Dataset records
****************

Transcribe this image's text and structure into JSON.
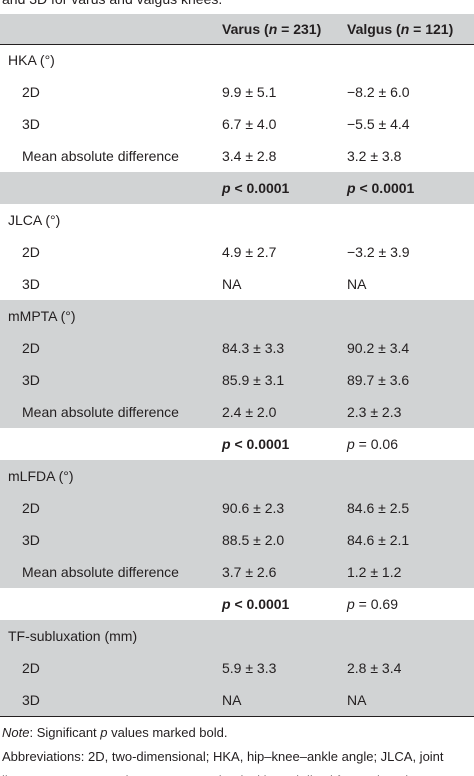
{
  "caption": "and 3D for varus and valgus knees.",
  "header": {
    "columns": [
      [
        {
          "text": "Varus ("
        },
        {
          "text": "n",
          "italic": true
        },
        {
          "text": " = 231)"
        }
      ],
      [
        {
          "text": "Valgus ("
        },
        {
          "text": "n",
          "italic": true
        },
        {
          "text": " = 121)"
        }
      ]
    ]
  },
  "rows": [
    {
      "label": "HKA (°)",
      "section": true,
      "shade": false
    },
    {
      "label": "2D",
      "cells": [
        "9.9 ± 5.1",
        "−8.2 ± 6.0"
      ],
      "shade": false
    },
    {
      "label": "3D",
      "cells": [
        "6.7 ± 4.0",
        "−5.5 ± 4.4"
      ],
      "shade": false
    },
    {
      "label": "Mean absolute difference",
      "cells": [
        "3.4 ± 2.8",
        "3.2 ± 3.8"
      ],
      "shade": false
    },
    {
      "cells": [
        [
          {
            "text": "p",
            "italic": true,
            "bold": true
          },
          {
            "text": " < 0.0001",
            "bold": true
          }
        ],
        [
          {
            "text": "p",
            "italic": true,
            "bold": true
          },
          {
            "text": " < 0.0001",
            "bold": true
          }
        ]
      ],
      "shade": true
    },
    {
      "label": "JLCA (°)",
      "section": true,
      "shade": false
    },
    {
      "label": "2D",
      "cells": [
        "4.9 ± 2.7",
        "−3.2 ± 3.9"
      ],
      "shade": false
    },
    {
      "label": "3D",
      "cells": [
        "NA",
        "NA"
      ],
      "shade": false
    },
    {
      "label": "mMPTA (°)",
      "section": true,
      "shade": true
    },
    {
      "label": "2D",
      "cells": [
        "84.3 ± 3.3",
        "90.2 ± 3.4"
      ],
      "shade": true
    },
    {
      "label": "3D",
      "cells": [
        "85.9 ± 3.1",
        "89.7 ± 3.6"
      ],
      "shade": true
    },
    {
      "label": "Mean absolute difference",
      "cells": [
        "2.4 ± 2.0",
        "2.3 ± 2.3"
      ],
      "shade": true
    },
    {
      "cells": [
        [
          {
            "text": "p",
            "italic": true,
            "bold": true
          },
          {
            "text": " < 0.0001",
            "bold": true
          }
        ],
        [
          {
            "text": "p",
            "italic": true
          },
          {
            "text": " = 0.06"
          }
        ]
      ],
      "shade": false
    },
    {
      "label": "mLFDA (°)",
      "section": true,
      "shade": true
    },
    {
      "label": "2D",
      "cells": [
        "90.6 ± 2.3",
        "84.6 ± 2.5"
      ],
      "shade": true
    },
    {
      "label": "3D",
      "cells": [
        "88.5 ± 2.0",
        "84.6 ± 2.1"
      ],
      "shade": true
    },
    {
      "label": "Mean absolute difference",
      "cells": [
        "3.7 ± 2.6",
        "1.2 ± 1.2"
      ],
      "shade": true
    },
    {
      "cells": [
        [
          {
            "text": "p",
            "italic": true,
            "bold": true
          },
          {
            "text": " < 0.0001",
            "bold": true
          }
        ],
        [
          {
            "text": "p",
            "italic": true
          },
          {
            "text": " = 0.69"
          }
        ]
      ],
      "shade": false
    },
    {
      "label": "TF-subluxation (mm)",
      "section": true,
      "shade": true
    },
    {
      "label": "2D",
      "cells": [
        "5.9 ± 3.3",
        "2.8 ± 3.4"
      ],
      "shade": true
    },
    {
      "label": "3D",
      "cells": [
        "NA",
        "NA"
      ],
      "shade": true
    }
  ],
  "notes": [
    [
      {
        "text": "Note",
        "italic": true
      },
      {
        "text": ": Significant "
      },
      {
        "text": "p",
        "italic": true
      },
      {
        "text": " values marked bold."
      }
    ],
    [
      {
        "text": "Abbreviations: 2D, two-dimensional; HKA, hip–knee–ankle angle; JLCA, joint"
      }
    ],
    [
      {
        "text": "line convergence angle; mLFDA, mechanical lateral distal femoral angle;"
      }
    ]
  ]
}
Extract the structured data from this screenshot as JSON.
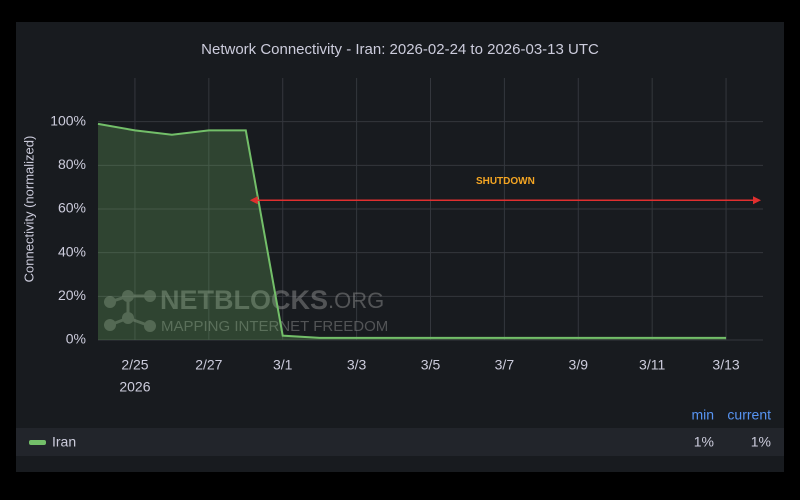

****************

Exercise ▸ Extract from the data every line where "angle" shows up.

Solved problem ▸
        "text": "Abbreviations: 2D, two-dimensional; HKA, hip–knee–ankle angle; JLCA, joint"
        "text": "line convergence angle; mLFDA, mechanical lateral distal femoral angle;"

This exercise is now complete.